▶ [Challenge]:
Read the material below and tally how many lines hold the word "this", giving the number and nothing else.

* Begin Information supplied *

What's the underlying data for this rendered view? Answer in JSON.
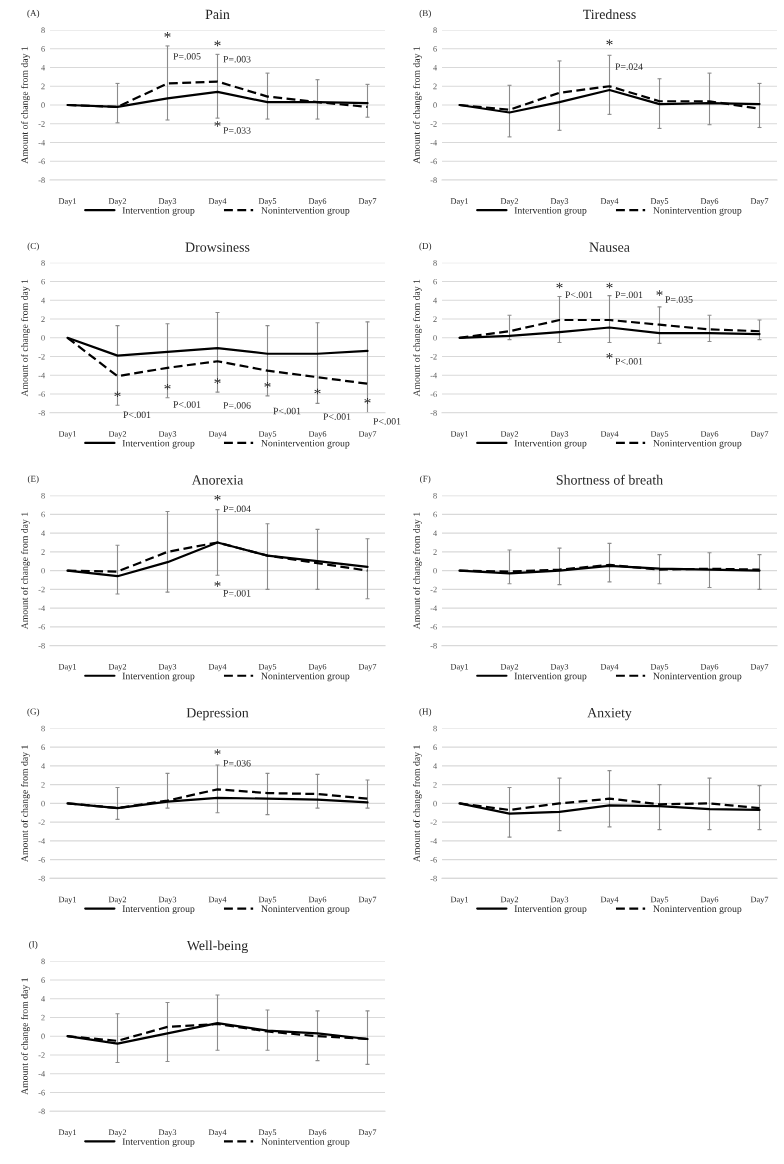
{
  "chart_data": [
    {
      "type": "line",
      "subtitle": "(A)",
      "title": "Pain",
      "ylabel": "Amount of change from day 1",
      "categories": [
        "Day1",
        "Day2",
        "Day3",
        "Day4",
        "Day5",
        "Day6",
        "Day7"
      ],
      "ylim": [
        -8,
        8
      ],
      "yticks": [
        -8,
        -6,
        -4,
        -2,
        0,
        2,
        4,
        6,
        8
      ],
      "grid": "y",
      "legend": "bottom",
      "marker": "none",
      "series": [
        {
          "name": "Intervention group",
          "color": "#000000",
          "line_style": "solid",
          "values": [
            0,
            -0.2,
            0.7,
            1.4,
            0.3,
            0.3,
            0.2
          ]
        },
        {
          "name": "Nonintervention group",
          "color": "#000000",
          "line_style": "dashed",
          "values": [
            0,
            -0.2,
            2.3,
            2.5,
            0.9,
            0.3,
            -0.2
          ],
          "errors": [
            null,
            [
              -1.9,
              2.3
            ],
            [
              -1.6,
              6.3
            ],
            [
              -1.4,
              5.4
            ],
            [
              -1.5,
              3.4
            ],
            [
              -1.5,
              2.7
            ],
            [
              -1.3,
              2.2
            ]
          ]
        }
      ],
      "annotations": [
        "*",
        "P=.005",
        "*",
        "P=.003",
        "*",
        "P=.033"
      ]
    },
    {
      "type": "line",
      "subtitle": "(B)",
      "title": "Tiredness",
      "ylabel": "Amount of change from day 1",
      "categories": [
        "Day1",
        "Day2",
        "Day3",
        "Day4",
        "Day5",
        "Day6",
        "Day7"
      ],
      "ylim": [
        -8,
        8
      ],
      "yticks": [
        -8,
        -6,
        -4,
        -2,
        0,
        2,
        4,
        6,
        8
      ],
      "grid": "y",
      "legend": "bottom",
      "marker": "none",
      "series": [
        {
          "name": "Intervention group",
          "color": "#000000",
          "line_style": "solid",
          "values": [
            0,
            -0.8,
            0.3,
            1.6,
            0.1,
            0.2,
            0.1
          ]
        },
        {
          "name": "Nonintervention group",
          "color": "#000000",
          "line_style": "dashed",
          "values": [
            0,
            -0.5,
            1.3,
            2.0,
            0.4,
            0.4,
            -0.4
          ],
          "errors": [
            null,
            [
              -3.4,
              2.1
            ],
            [
              -2.7,
              4.7
            ],
            [
              -1.0,
              5.3
            ],
            [
              -2.5,
              2.8
            ],
            [
              -2.1,
              3.4
            ],
            [
              -2.4,
              2.3
            ]
          ]
        }
      ],
      "annotations": [
        "*",
        "P=.024"
      ]
    },
    {
      "type": "line",
      "subtitle": "(C)",
      "title": "Drowsiness",
      "ylabel": "Amount of change from day 1",
      "categories": [
        "Day1",
        "Day2",
        "Day3",
        "Day4",
        "Day5",
        "Day6",
        "Day7"
      ],
      "ylim": [
        -8,
        8
      ],
      "yticks": [
        -8,
        -6,
        -4,
        -2,
        0,
        2,
        4,
        6,
        8
      ],
      "grid": "y",
      "legend": "bottom",
      "marker": "none",
      "series": [
        {
          "name": "Intervention group",
          "color": "#000000",
          "line_style": "solid",
          "values": [
            0,
            -1.9,
            -1.5,
            -1.1,
            -1.7,
            -1.7,
            -1.4
          ]
        },
        {
          "name": "Nonintervention group",
          "color": "#000000",
          "line_style": "dashed",
          "values": [
            0,
            -4.1,
            -3.2,
            -2.5,
            -3.5,
            -4.2,
            -4.9
          ],
          "errors": [
            null,
            [
              -7.2,
              1.3
            ],
            [
              -6.4,
              1.5
            ],
            [
              -5.8,
              2.7
            ],
            [
              -6.2,
              1.3
            ],
            [
              -7.0,
              1.6
            ],
            [
              -8.0,
              1.7
            ]
          ]
        }
      ],
      "annotations": [
        "*",
        "P<.001",
        "*",
        "P<.001",
        "*",
        "P=.006",
        "*",
        "P<.001",
        "*",
        "P<.001",
        "*",
        "P<.001"
      ]
    },
    {
      "type": "line",
      "subtitle": "(D)",
      "title": "Nausea",
      "ylabel": "Amount of change from day 1",
      "categories": [
        "Day1",
        "Day2",
        "Day3",
        "Day4",
        "Day5",
        "Day6",
        "Day7"
      ],
      "ylim": [
        -8,
        8
      ],
      "yticks": [
        -8,
        -6,
        -4,
        -2,
        0,
        2,
        4,
        6,
        8
      ],
      "grid": "y",
      "legend": "bottom",
      "marker": "none",
      "series": [
        {
          "name": "Intervention group",
          "color": "#000000",
          "line_style": "solid",
          "values": [
            0,
            0.2,
            0.6,
            1.1,
            0.5,
            0.5,
            0.4
          ]
        },
        {
          "name": "Nonintervention group",
          "color": "#000000",
          "line_style": "dashed",
          "values": [
            0,
            0.7,
            1.9,
            1.9,
            1.4,
            0.9,
            0.7
          ],
          "errors": [
            null,
            [
              -0.2,
              2.4
            ],
            [
              -0.5,
              4.4
            ],
            [
              -0.5,
              4.5
            ],
            [
              -0.6,
              3.3
            ],
            [
              -0.4,
              2.4
            ],
            [
              -0.2,
              1.9
            ]
          ]
        }
      ],
      "annotations": [
        "*",
        "P<.001",
        "*",
        "P=.001",
        "*",
        "P=.035",
        "*",
        "P<.001"
      ]
    },
    {
      "type": "line",
      "subtitle": "(E)",
      "title": "Anorexia",
      "ylabel": "Amount of change from day 1",
      "categories": [
        "Day1",
        "Day2",
        "Day3",
        "Day4",
        "Day5",
        "Day6",
        "Day7"
      ],
      "ylim": [
        -8,
        8
      ],
      "yticks": [
        -8,
        -6,
        -4,
        -2,
        0,
        2,
        4,
        6,
        8
      ],
      "grid": "y",
      "legend": "bottom",
      "marker": "none",
      "series": [
        {
          "name": "Intervention group",
          "color": "#000000",
          "line_style": "solid",
          "values": [
            0,
            -0.6,
            0.9,
            3.0,
            1.6,
            1.0,
            0.4
          ]
        },
        {
          "name": "Nonintervention group",
          "color": "#000000",
          "line_style": "dashed",
          "values": [
            0,
            -0.1,
            2.0,
            3.0,
            1.6,
            0.8,
            0.0
          ],
          "errors": [
            null,
            [
              -2.5,
              2.7
            ],
            [
              -2.3,
              6.3
            ],
            [
              -0.5,
              6.5
            ],
            [
              -2.0,
              5.0
            ],
            [
              -2.0,
              4.4
            ],
            [
              -3.0,
              3.4
            ]
          ]
        }
      ],
      "annotations": [
        "*",
        "P=.004",
        "*",
        "P=.001"
      ]
    },
    {
      "type": "line",
      "subtitle": "(F)",
      "title": "Shortness of breath",
      "ylabel": "Amount of change from day 1",
      "categories": [
        "Day1",
        "Day2",
        "Day3",
        "Day4",
        "Day5",
        "Day6",
        "Day7"
      ],
      "ylim": [
        -8,
        8
      ],
      "yticks": [
        -8,
        -6,
        -4,
        -2,
        0,
        2,
        4,
        6,
        8
      ],
      "grid": "y",
      "legend": "bottom",
      "marker": "none",
      "series": [
        {
          "name": "Intervention group",
          "color": "#000000",
          "line_style": "solid",
          "values": [
            0,
            -0.3,
            0.0,
            0.5,
            0.2,
            0.1,
            0.0
          ]
        },
        {
          "name": "Nonintervention group",
          "color": "#000000",
          "line_style": "dashed",
          "values": [
            0,
            -0.1,
            0.1,
            0.6,
            0.1,
            0.2,
            0.1
          ],
          "errors": [
            null,
            [
              -1.4,
              2.2
            ],
            [
              -1.5,
              2.4
            ],
            [
              -1.2,
              2.9
            ],
            [
              -1.4,
              1.7
            ],
            [
              -1.8,
              1.9
            ],
            [
              -2.0,
              1.7
            ]
          ]
        }
      ]
    },
    {
      "type": "line",
      "subtitle": "(G)",
      "title": "Depression",
      "ylabel": "Amount of change from day 1",
      "categories": [
        "Day1",
        "Day2",
        "Day3",
        "Day4",
        "Day5",
        "Day6",
        "Day7"
      ],
      "ylim": [
        -8,
        8
      ],
      "yticks": [
        -8,
        -6,
        -4,
        -2,
        0,
        2,
        4,
        6,
        8
      ],
      "grid": "y",
      "legend": "bottom",
      "marker": "none",
      "series": [
        {
          "name": "Intervention group",
          "color": "#000000",
          "line_style": "solid",
          "values": [
            0,
            -0.5,
            0.2,
            0.6,
            0.5,
            0.4,
            0.1
          ]
        },
        {
          "name": "Nonintervention group",
          "color": "#000000",
          "line_style": "dashed",
          "values": [
            0,
            -0.5,
            0.3,
            1.5,
            1.1,
            1.0,
            0.5
          ],
          "errors": [
            null,
            [
              -1.7,
              1.7
            ],
            [
              -0.5,
              3.2
            ],
            [
              -1.0,
              4.1
            ],
            [
              -1.2,
              3.2
            ],
            [
              -0.5,
              3.1
            ],
            [
              -0.5,
              2.5
            ]
          ]
        }
      ],
      "annotations": [
        "*",
        "P=.036"
      ]
    },
    {
      "type": "line",
      "subtitle": "(H)",
      "title": "Anxiety",
      "ylabel": "Amount of change from day 1",
      "categories": [
        "Day1",
        "Day2",
        "Day3",
        "Day4",
        "Day5",
        "Day6",
        "Day7"
      ],
      "ylim": [
        -8,
        8
      ],
      "yticks": [
        -8,
        -6,
        -4,
        -2,
        0,
        2,
        4,
        6,
        8
      ],
      "grid": "y",
      "legend": "bottom",
      "marker": "none",
      "series": [
        {
          "name": "Intervention group",
          "color": "#000000",
          "line_style": "solid",
          "values": [
            0,
            -1.1,
            -0.9,
            -0.2,
            -0.3,
            -0.6,
            -0.7
          ]
        },
        {
          "name": "Nonintervention group",
          "color": "#000000",
          "line_style": "dashed",
          "values": [
            0,
            -0.7,
            0.0,
            0.5,
            -0.1,
            0.0,
            -0.5
          ],
          "errors": [
            null,
            [
              -3.6,
              1.7
            ],
            [
              -2.9,
              2.7
            ],
            [
              -2.5,
              3.5
            ],
            [
              -2.8,
              2.0
            ],
            [
              -2.8,
              2.7
            ],
            [
              -2.8,
              1.9
            ]
          ]
        }
      ]
    },
    {
      "type": "line",
      "subtitle": "(I)",
      "title": "Well-being",
      "ylabel": "Amount of change from day 1",
      "categories": [
        "Day1",
        "Day2",
        "Day3",
        "Day4",
        "Day5",
        "Day6",
        "Day7"
      ],
      "ylim": [
        -8,
        8
      ],
      "yticks": [
        -8,
        -6,
        -4,
        -2,
        0,
        2,
        4,
        6,
        8
      ],
      "grid": "y",
      "legend": "bottom",
      "marker": "none",
      "series": [
        {
          "name": "Intervention group",
          "color": "#000000",
          "line_style": "solid",
          "values": [
            0,
            -0.8,
            0.3,
            1.4,
            0.6,
            0.3,
            -0.3
          ]
        },
        {
          "name": "Nonintervention group",
          "color": "#000000",
          "line_style": "dashed",
          "values": [
            0,
            -0.5,
            1.0,
            1.3,
            0.5,
            0.0,
            -0.3
          ],
          "errors": [
            null,
            [
              -2.8,
              2.4
            ],
            [
              -2.7,
              3.6
            ],
            [
              -1.5,
              4.4
            ],
            [
              -1.5,
              2.8
            ],
            [
              -2.6,
              2.7
            ],
            [
              -3.0,
              2.7
            ]
          ]
        }
      ]
    }
  ]
}
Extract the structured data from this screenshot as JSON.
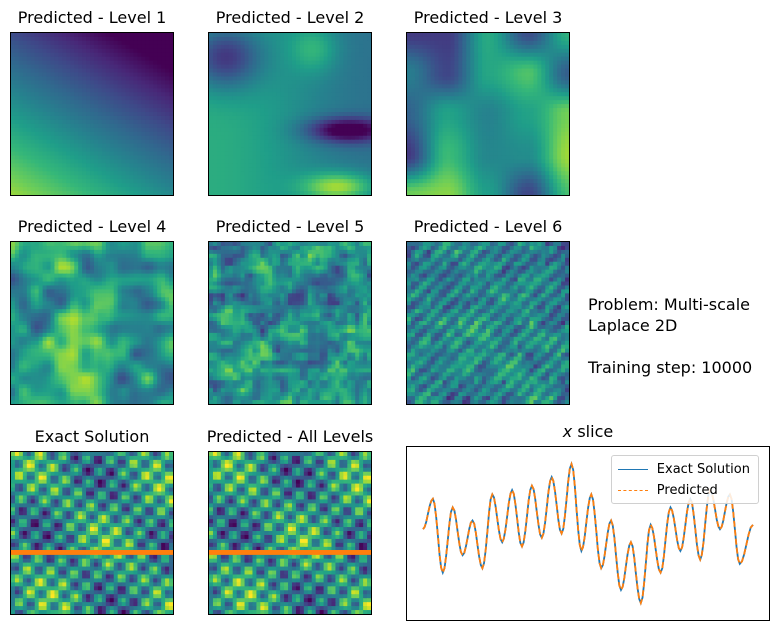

* End Information supplied *

▶ [Complete output]:
2